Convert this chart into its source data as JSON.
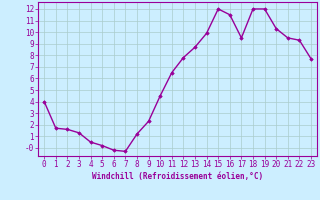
{
  "x": [
    0,
    1,
    2,
    3,
    4,
    5,
    6,
    7,
    8,
    9,
    10,
    11,
    12,
    13,
    14,
    15,
    16,
    17,
    18,
    19,
    20,
    21,
    22,
    23
  ],
  "y": [
    4,
    1.7,
    1.6,
    1.3,
    0.5,
    0.2,
    -0.2,
    -0.3,
    1.2,
    2.3,
    4.5,
    6.5,
    7.8,
    8.7,
    9.9,
    12.0,
    11.5,
    9.5,
    12.0,
    12.0,
    10.3,
    9.5,
    9.3,
    7.7
  ],
  "line_color": "#990099",
  "marker": "D",
  "marker_size": 1.8,
  "bg_color": "#cceeff",
  "grid_color": "#aacccc",
  "xlabel": "Windchill (Refroidissement éolien,°C)",
  "xlabel_color": "#990099",
  "xlabel_fontsize": 5.5,
  "yticks": [
    0,
    1,
    2,
    3,
    4,
    5,
    6,
    7,
    8,
    9,
    10,
    11,
    12
  ],
  "ytick_labels": [
    "-0",
    "1",
    "2",
    "3",
    "4",
    "5",
    "6",
    "7",
    "8",
    "9",
    "10",
    "11",
    "12"
  ],
  "xlim": [
    -0.5,
    23.5
  ],
  "ylim": [
    -0.7,
    12.6
  ],
  "tick_color": "#990099",
  "tick_fontsize": 5.5,
  "linewidth": 1.0,
  "spine_color": "#990099"
}
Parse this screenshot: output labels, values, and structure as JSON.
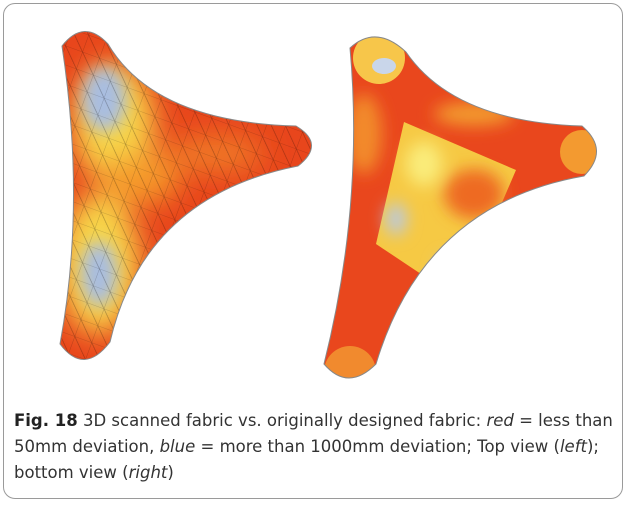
{
  "figure": {
    "label": "Fig. 18",
    "caption": [
      "3D scanned fabric vs. originally designed fabric:",
      "red",
      "= less than 50mm deviation,",
      "blue",
      "= more than 1000mm deviation; Top view (",
      "left",
      "); bottom view (",
      "right",
      ")"
    ]
  }
}
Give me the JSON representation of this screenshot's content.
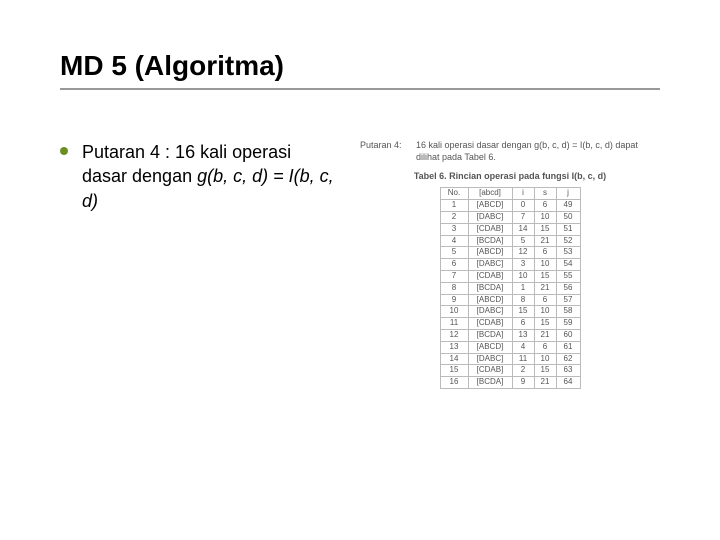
{
  "title": "MD 5 (Algoritma)",
  "bullet_plain_1": "Putaran 4 : 16 kali operasi dasar dengan ",
  "bullet_italic": "g(b, c, d) = I(b, c, d)",
  "right_header": {
    "label": "Putaran 4:",
    "desc": "16 kali operasi dasar dengan g(b, c, d) = I(b, c, d) dapat dilihat pada Tabel 6."
  },
  "table_caption": "Tabel 6. Rincian operasi pada fungsi I(b, c, d)",
  "table": {
    "columns": [
      "No.",
      "[abcd]",
      "i",
      "s",
      "j"
    ],
    "rows": [
      [
        "1",
        "[ABCD]",
        "0",
        "6",
        "49"
      ],
      [
        "2",
        "[DABC]",
        "7",
        "10",
        "50"
      ],
      [
        "3",
        "[CDAB]",
        "14",
        "15",
        "51"
      ],
      [
        "4",
        "[BCDA]",
        "5",
        "21",
        "52"
      ],
      [
        "5",
        "[ABCD]",
        "12",
        "6",
        "53"
      ],
      [
        "6",
        "[DABC]",
        "3",
        "10",
        "54"
      ],
      [
        "7",
        "[CDAB]",
        "10",
        "15",
        "55"
      ],
      [
        "8",
        "[BCDA]",
        "1",
        "21",
        "56"
      ],
      [
        "9",
        "[ABCD]",
        "8",
        "6",
        "57"
      ],
      [
        "10",
        "[DABC]",
        "15",
        "10",
        "58"
      ],
      [
        "11",
        "[CDAB]",
        "6",
        "15",
        "59"
      ],
      [
        "12",
        "[BCDA]",
        "13",
        "21",
        "60"
      ],
      [
        "13",
        "[ABCD]",
        "4",
        "6",
        "61"
      ],
      [
        "14",
        "[DABC]",
        "11",
        "10",
        "62"
      ],
      [
        "15",
        "[CDAB]",
        "2",
        "15",
        "63"
      ],
      [
        "16",
        "[BCDA]",
        "9",
        "21",
        "64"
      ]
    ],
    "col_widths": [
      "28px",
      "44px",
      "22px",
      "22px",
      "24px"
    ]
  },
  "colors": {
    "bullet": "#6b8e23",
    "rule": "#999999",
    "table_border": "#bbbbbb",
    "text_main": "#000000",
    "text_faint": "#555555",
    "background": "#ffffff"
  },
  "fonts": {
    "title_size": 28,
    "body_size": 18,
    "table_size": 8,
    "caption_size": 9
  }
}
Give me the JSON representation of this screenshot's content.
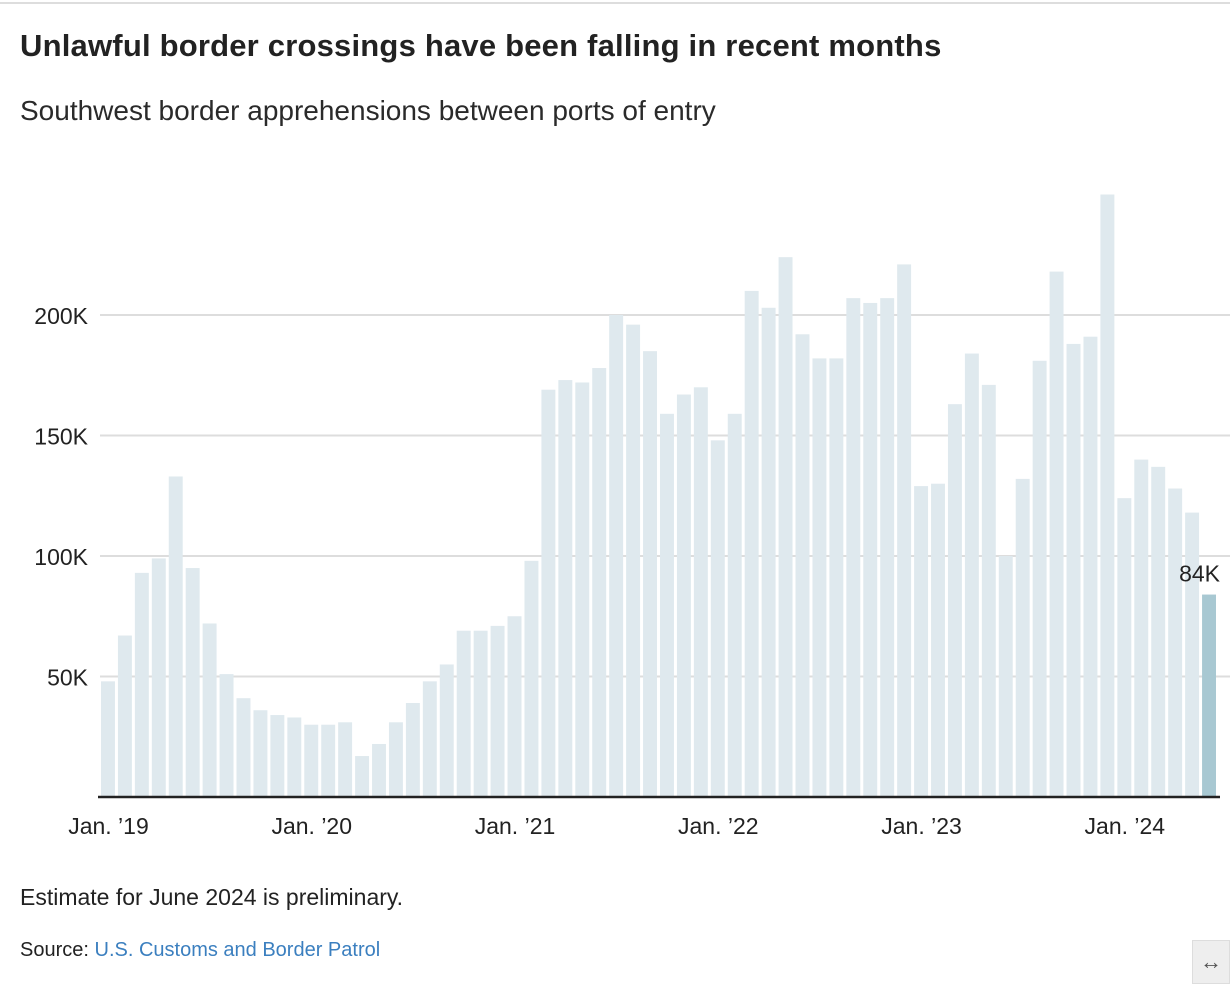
{
  "chart_data": {
    "type": "bar",
    "title": "Unlawful border crossings have been falling in recent months",
    "subtitle": "Southwest border apprehensions between ports of entry",
    "xlabel": "",
    "ylabel": "",
    "ylim": [
      0,
      250000
    ],
    "yticks": [
      50000,
      100000,
      150000,
      200000
    ],
    "ytick_labels": [
      "50K",
      "100K",
      "150K",
      "200K"
    ],
    "xtick_labels": [
      "Jan. ’19",
      "Jan. ’20",
      "Jan. ’21",
      "Jan. ’22",
      "Jan. ’23",
      "Jan. ’24"
    ],
    "xtick_indices": [
      0,
      12,
      24,
      36,
      48,
      60
    ],
    "start_month": "2019-01",
    "values": [
      48000,
      67000,
      93000,
      99000,
      133000,
      95000,
      72000,
      51000,
      41000,
      36000,
      34000,
      33000,
      30000,
      30000,
      31000,
      17000,
      22000,
      31000,
      39000,
      48000,
      55000,
      69000,
      69000,
      71000,
      75000,
      98000,
      169000,
      173000,
      172000,
      178000,
      200000,
      196000,
      185000,
      159000,
      167000,
      170000,
      148000,
      159000,
      210000,
      203000,
      224000,
      192000,
      182000,
      182000,
      207000,
      205000,
      207000,
      221000,
      129000,
      130000,
      163000,
      184000,
      171000,
      100000,
      132000,
      181000,
      218000,
      188000,
      191000,
      250000,
      124000,
      140000,
      137000,
      128000,
      118000,
      84000
    ],
    "highlight_label": "84K",
    "grid": true,
    "colors": {
      "bar": "#dfe9ee",
      "highlight": "#a8c8d2",
      "grid": "#dddddd",
      "axis": "#222222"
    }
  },
  "note": "Estimate for June 2024 is preliminary.",
  "source": {
    "label": "Source:",
    "link": "U.S. Customs and Border Patrol"
  },
  "expand_icon": "↔"
}
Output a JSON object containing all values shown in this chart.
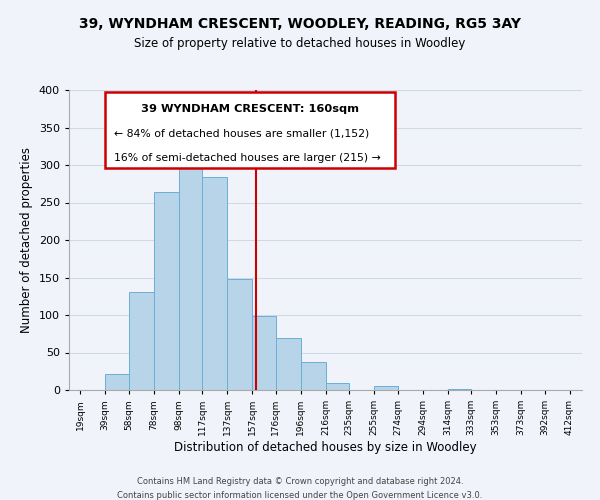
{
  "title": "39, WYNDHAM CRESCENT, WOODLEY, READING, RG5 3AY",
  "subtitle": "Size of property relative to detached houses in Woodley",
  "xlabel": "Distribution of detached houses by size in Woodley",
  "ylabel": "Number of detached properties",
  "bar_left_edges": [
    19,
    39,
    58,
    78,
    98,
    117,
    137,
    157,
    176,
    196,
    216,
    235,
    255,
    274,
    294,
    314,
    333,
    353,
    373,
    392
  ],
  "bar_widths": [
    20,
    19,
    20,
    20,
    19,
    20,
    20,
    19,
    20,
    20,
    19,
    20,
    19,
    20,
    20,
    19,
    20,
    20,
    19,
    20
  ],
  "bar_heights": [
    0,
    22,
    131,
    264,
    298,
    284,
    148,
    99,
    69,
    38,
    9,
    0,
    5,
    0,
    0,
    2,
    0,
    0,
    0,
    0
  ],
  "bar_color": "#b8d4e8",
  "bar_edgecolor": "#6aaed6",
  "vline_x": 160,
  "vline_color": "#cc0000",
  "annotation_text_line1": "39 WYNDHAM CRESCENT: 160sqm",
  "annotation_text_line2": "← 84% of detached houses are smaller (1,152)",
  "annotation_text_line3": "16% of semi-detached houses are larger (215) →",
  "xtick_labels": [
    "19sqm",
    "39sqm",
    "58sqm",
    "78sqm",
    "98sqm",
    "117sqm",
    "137sqm",
    "157sqm",
    "176sqm",
    "196sqm",
    "216sqm",
    "235sqm",
    "255sqm",
    "274sqm",
    "294sqm",
    "314sqm",
    "333sqm",
    "353sqm",
    "373sqm",
    "392sqm",
    "412sqm"
  ],
  "xtick_positions": [
    19,
    39,
    58,
    78,
    98,
    117,
    137,
    157,
    176,
    196,
    216,
    235,
    255,
    274,
    294,
    314,
    333,
    353,
    373,
    392,
    412
  ],
  "ylim": [
    0,
    400
  ],
  "xlim": [
    10,
    422
  ],
  "yticks": [
    0,
    50,
    100,
    150,
    200,
    250,
    300,
    350,
    400
  ],
  "grid_color": "#d0d8e8",
  "background_color": "#f0f4fa",
  "footer_line1": "Contains HM Land Registry data © Crown copyright and database right 2024.",
  "footer_line2": "Contains public sector information licensed under the Open Government Licence v3.0.",
  "box_edgecolor": "#cc0000",
  "box_facecolor": "#ffffff"
}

· · ·

Gather from the records above every line containing the string "ylabel".

- Response -
    "ylabel": "",
  "ylabel": "Number of detached properties",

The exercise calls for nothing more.